Objective:
Reproduce the entries exactly.

Records that describe figures:
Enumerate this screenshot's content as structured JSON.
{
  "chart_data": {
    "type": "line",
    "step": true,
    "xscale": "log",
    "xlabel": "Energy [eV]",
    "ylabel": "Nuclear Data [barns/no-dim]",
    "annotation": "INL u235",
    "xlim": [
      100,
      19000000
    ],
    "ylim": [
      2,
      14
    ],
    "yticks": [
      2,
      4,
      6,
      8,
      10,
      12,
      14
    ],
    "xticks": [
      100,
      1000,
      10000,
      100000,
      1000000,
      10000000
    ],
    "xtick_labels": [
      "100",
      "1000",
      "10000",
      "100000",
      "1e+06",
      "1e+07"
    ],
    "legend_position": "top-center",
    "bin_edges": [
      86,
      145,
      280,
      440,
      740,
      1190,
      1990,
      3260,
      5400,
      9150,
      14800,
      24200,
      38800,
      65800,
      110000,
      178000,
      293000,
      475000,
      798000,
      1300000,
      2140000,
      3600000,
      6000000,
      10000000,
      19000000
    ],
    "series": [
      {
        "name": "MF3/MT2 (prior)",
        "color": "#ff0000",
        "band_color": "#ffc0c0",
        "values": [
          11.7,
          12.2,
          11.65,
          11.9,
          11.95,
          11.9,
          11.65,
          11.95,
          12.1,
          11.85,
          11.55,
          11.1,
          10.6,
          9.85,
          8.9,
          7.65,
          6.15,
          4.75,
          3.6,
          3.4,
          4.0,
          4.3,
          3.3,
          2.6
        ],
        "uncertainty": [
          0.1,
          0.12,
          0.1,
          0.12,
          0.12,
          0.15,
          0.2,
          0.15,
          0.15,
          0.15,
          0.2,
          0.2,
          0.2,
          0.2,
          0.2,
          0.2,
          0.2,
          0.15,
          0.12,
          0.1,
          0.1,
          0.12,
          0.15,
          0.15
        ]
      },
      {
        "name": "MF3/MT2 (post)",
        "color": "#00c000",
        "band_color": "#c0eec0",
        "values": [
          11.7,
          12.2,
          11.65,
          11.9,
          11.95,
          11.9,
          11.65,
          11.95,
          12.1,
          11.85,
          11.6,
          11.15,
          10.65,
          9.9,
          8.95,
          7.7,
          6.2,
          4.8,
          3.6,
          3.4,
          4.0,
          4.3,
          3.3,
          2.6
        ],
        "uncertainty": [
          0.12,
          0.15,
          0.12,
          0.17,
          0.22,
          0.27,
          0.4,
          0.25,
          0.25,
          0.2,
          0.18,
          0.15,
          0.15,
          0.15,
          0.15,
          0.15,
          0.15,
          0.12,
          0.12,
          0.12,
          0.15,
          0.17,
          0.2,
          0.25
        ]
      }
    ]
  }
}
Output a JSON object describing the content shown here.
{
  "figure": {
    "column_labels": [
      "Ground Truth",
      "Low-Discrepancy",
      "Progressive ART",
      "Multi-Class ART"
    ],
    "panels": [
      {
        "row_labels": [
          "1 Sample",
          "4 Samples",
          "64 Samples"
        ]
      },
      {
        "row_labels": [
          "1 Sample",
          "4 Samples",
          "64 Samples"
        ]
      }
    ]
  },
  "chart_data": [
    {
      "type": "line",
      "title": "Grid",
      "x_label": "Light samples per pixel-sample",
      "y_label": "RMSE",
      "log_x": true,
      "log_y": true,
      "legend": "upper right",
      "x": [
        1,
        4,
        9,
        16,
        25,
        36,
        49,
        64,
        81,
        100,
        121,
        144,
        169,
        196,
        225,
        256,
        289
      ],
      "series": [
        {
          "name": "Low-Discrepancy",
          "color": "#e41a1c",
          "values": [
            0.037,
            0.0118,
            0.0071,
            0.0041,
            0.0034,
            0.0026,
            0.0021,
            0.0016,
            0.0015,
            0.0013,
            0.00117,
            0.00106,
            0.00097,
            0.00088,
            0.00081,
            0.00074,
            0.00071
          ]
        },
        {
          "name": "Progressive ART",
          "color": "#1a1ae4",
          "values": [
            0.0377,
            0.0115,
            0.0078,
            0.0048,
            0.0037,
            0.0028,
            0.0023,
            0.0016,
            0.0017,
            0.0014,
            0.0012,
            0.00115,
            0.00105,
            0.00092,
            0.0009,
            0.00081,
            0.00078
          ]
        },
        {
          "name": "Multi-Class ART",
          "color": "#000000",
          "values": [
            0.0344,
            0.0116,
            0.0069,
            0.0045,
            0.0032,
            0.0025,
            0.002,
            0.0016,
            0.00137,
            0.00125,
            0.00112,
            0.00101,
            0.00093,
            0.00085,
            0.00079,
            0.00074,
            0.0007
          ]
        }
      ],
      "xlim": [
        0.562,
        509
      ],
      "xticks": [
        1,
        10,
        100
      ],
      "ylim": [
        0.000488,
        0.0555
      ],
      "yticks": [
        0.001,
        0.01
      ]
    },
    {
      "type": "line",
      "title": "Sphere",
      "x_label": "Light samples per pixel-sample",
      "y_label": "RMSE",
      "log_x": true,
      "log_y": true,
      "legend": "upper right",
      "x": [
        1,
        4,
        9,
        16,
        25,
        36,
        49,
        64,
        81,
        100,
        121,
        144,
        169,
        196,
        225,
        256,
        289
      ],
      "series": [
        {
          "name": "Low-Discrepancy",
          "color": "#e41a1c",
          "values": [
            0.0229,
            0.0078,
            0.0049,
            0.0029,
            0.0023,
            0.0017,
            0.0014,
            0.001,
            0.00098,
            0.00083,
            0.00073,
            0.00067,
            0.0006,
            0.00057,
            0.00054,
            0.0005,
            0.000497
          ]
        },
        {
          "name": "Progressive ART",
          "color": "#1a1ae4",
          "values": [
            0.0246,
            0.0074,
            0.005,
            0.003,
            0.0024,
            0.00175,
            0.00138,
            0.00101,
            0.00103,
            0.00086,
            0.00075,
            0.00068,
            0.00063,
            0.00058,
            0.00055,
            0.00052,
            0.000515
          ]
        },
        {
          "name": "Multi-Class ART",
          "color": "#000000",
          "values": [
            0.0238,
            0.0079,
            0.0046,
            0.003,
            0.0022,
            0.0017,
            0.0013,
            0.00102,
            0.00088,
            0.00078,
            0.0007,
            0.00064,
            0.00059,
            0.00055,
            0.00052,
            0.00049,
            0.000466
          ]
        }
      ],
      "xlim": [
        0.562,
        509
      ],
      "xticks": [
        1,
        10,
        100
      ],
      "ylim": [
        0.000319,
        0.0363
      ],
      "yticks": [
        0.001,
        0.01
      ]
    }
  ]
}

Result of the task:
Enumerate this screenshot's content as structured JSON.
{
  "chart_data": {
    "type": "line",
    "step": true,
    "xscale": "log",
    "xlabel": "Energy [eV]",
    "ylabel": "Nuclear Data [barns/no-dim]",
    "annotation": "INL u235",
    "xlim": [
      100,
      19000000
    ],
    "ylim": [
      2,
      14
    ],
    "yticks": [
      2,
      4,
      6,
      8,
      10,
      12,
      14
    ],
    "xticks": [
      100,
      1000,
      10000,
      100000,
      1000000,
      10000000
    ],
    "xtick_labels": [
      "100",
      "1000",
      "10000",
      "100000",
      "1e+06",
      "1e+07"
    ],
    "legend_position": "top-center",
    "bin_edges": [
      86,
      145,
      280,
      440,
      740,
      1190,
      1990,
      3260,
      5400,
      9150,
      14800,
      24200,
      38800,
      65800,
      110000,
      178000,
      293000,
      475000,
      798000,
      1300000,
      2140000,
      3600000,
      6000000,
      10000000,
      19000000
    ],
    "series": [
      {
        "name": "MF3/MT2 (prior)",
        "color": "#ff0000",
        "band_color": "#ffc0c0",
        "values": [
          11.7,
          12.2,
          11.65,
          11.9,
          11.95,
          11.9,
          11.65,
          11.95,
          12.1,
          11.85,
          11.55,
          11.1,
          10.6,
          9.85,
          8.9,
          7.65,
          6.15,
          4.75,
          3.6,
          3.4,
          4.0,
          4.3,
          3.3,
          2.6
        ],
        "uncertainty": [
          0.1,
          0.12,
          0.1,
          0.12,
          0.12,
          0.15,
          0.2,
          0.15,
          0.15,
          0.15,
          0.2,
          0.2,
          0.2,
          0.2,
          0.2,
          0.2,
          0.2,
          0.15,
          0.12,
          0.1,
          0.1,
          0.12,
          0.15,
          0.15
        ]
      },
      {
        "name": "MF3/MT2 (post)",
        "color": "#00c000",
        "band_color": "#c0eec0",
        "values": [
          11.7,
          12.2,
          11.65,
          11.9,
          11.95,
          11.9,
          11.65,
          11.95,
          12.1,
          11.85,
          11.6,
          11.15,
          10.65,
          9.9,
          8.95,
          7.7,
          6.2,
          4.8,
          3.6,
          3.4,
          4.0,
          4.3,
          3.3,
          2.6
        ],
        "uncertainty": [
          0.12,
          0.15,
          0.12,
          0.17,
          0.22,
          0.27,
          0.4,
          0.25,
          0.25,
          0.2,
          0.18,
          0.15,
          0.15,
          0.15,
          0.15,
          0.15,
          0.15,
          0.12,
          0.12,
          0.12,
          0.15,
          0.17,
          0.2,
          0.25
        ]
      }
    ]
  }
}
Output a JSON object describing the content shown here.
{
  "figure": {
    "column_labels": [
      "Ground Truth",
      "Low-Discrepancy",
      "Progressive ART",
      "Multi-Class ART"
    ],
    "panels": [
      {
        "row_labels": [
          "1 Sample",
          "4 Samples",
          "64 Samples"
        ]
      },
      {
        "row_labels": [
          "1 Sample",
          "4 Samples",
          "64 Samples"
        ]
      }
    ]
  },
  "chart_data": [
    {
      "type": "line",
      "title": "Grid",
      "x_label": "Light samples per pixel-sample",
      "y_label": "RMSE",
      "log_x": true,
      "log_y": true,
      "legend": "upper right",
      "x": [
        1,
        4,
        9,
        16,
        25,
        36,
        49,
        64,
        81,
        100,
        121,
        144,
        169,
        196,
        225,
        256,
        289
      ],
      "series": [
        {
          "name": "Low-Discrepancy",
          "color": "#e41a1c",
          "values": [
            0.037,
            0.0118,
            0.0071,
            0.0041,
            0.0034,
            0.0026,
            0.0021,
            0.0016,
            0.0015,
            0.0013,
            0.00117,
            0.00106,
            0.00097,
            0.00088,
            0.00081,
            0.00074,
            0.00071
          ]
        },
        {
          "name": "Progressive ART",
          "color": "#1a1ae4",
          "values": [
            0.0377,
            0.0115,
            0.0078,
            0.0048,
            0.0037,
            0.0028,
            0.0023,
            0.0016,
            0.0017,
            0.0014,
            0.0012,
            0.00115,
            0.00105,
            0.00092,
            0.0009,
            0.00081,
            0.00078
          ]
        },
        {
          "name": "Multi-Class ART",
          "color": "#000000",
          "values": [
            0.0344,
            0.0116,
            0.0069,
            0.0045,
            0.0032,
            0.0025,
            0.002,
            0.0016,
            0.00137,
            0.00125,
            0.00112,
            0.00101,
            0.00093,
            0.00085,
            0.00079,
            0.00074,
            0.0007
          ]
        }
      ],
      "xlim": [
        0.562,
        509
      ],
      "xticks": [
        1,
        10,
        100
      ],
      "ylim": [
        0.000488,
        0.0555
      ],
      "yticks": [
        0.001,
        0.01
      ]
    },
    {
      "type": "line",
      "title": "Sphere",
      "x_label": "Light samples per pixel-sample",
      "y_label": "RMSE",
      "log_x": true,
      "log_y": true,
      "legend": "upper right",
      "x": [
        1,
        4,
        9,
        16,
        25,
        36,
        49,
        64,
        81,
        100,
        121,
        144,
        169,
        196,
        225,
        256,
        289
      ],
      "series": [
        {
          "name": "Low-Discrepancy",
          "color": "#e41a1c",
          "values": [
            0.0229,
            0.0078,
            0.0049,
            0.0029,
            0.0023,
            0.0017,
            0.0014,
            0.001,
            0.00098,
            0.00083,
            0.00073,
            0.00067,
            0.0006,
            0.00057,
            0.00054,
            0.0005,
            0.000497
          ]
        },
        {
          "name": "Progressive ART",
          "color": "#1a1ae4",
          "values": [
            0.0246,
            0.0074,
            0.005,
            0.003,
            0.0024,
            0.00175,
            0.00138,
            0.00101,
            0.00103,
            0.00086,
            0.00075,
            0.00068,
            0.00063,
            0.00058,
            0.00055,
            0.00052,
            0.000515
          ]
        },
        {
          "name": "Multi-Class ART",
          "color": "#000000",
          "values": [
            0.0238,
            0.0079,
            0.0046,
            0.003,
            0.0022,
            0.0017,
            0.0013,
            0.00102,
            0.00088,
            0.00078,
            0.0007,
            0.00064,
            0.00059,
            0.00055,
            0.00052,
            0.00049,
            0.000466
          ]
        }
      ],
      "xlim": [
        0.562,
        509
      ],
      "xticks": [
        1,
        10,
        100
      ],
      "ylim": [
        0.000319,
        0.0363
      ],
      "yticks": [
        0.001,
        0.01
      ]
    }
  ]
}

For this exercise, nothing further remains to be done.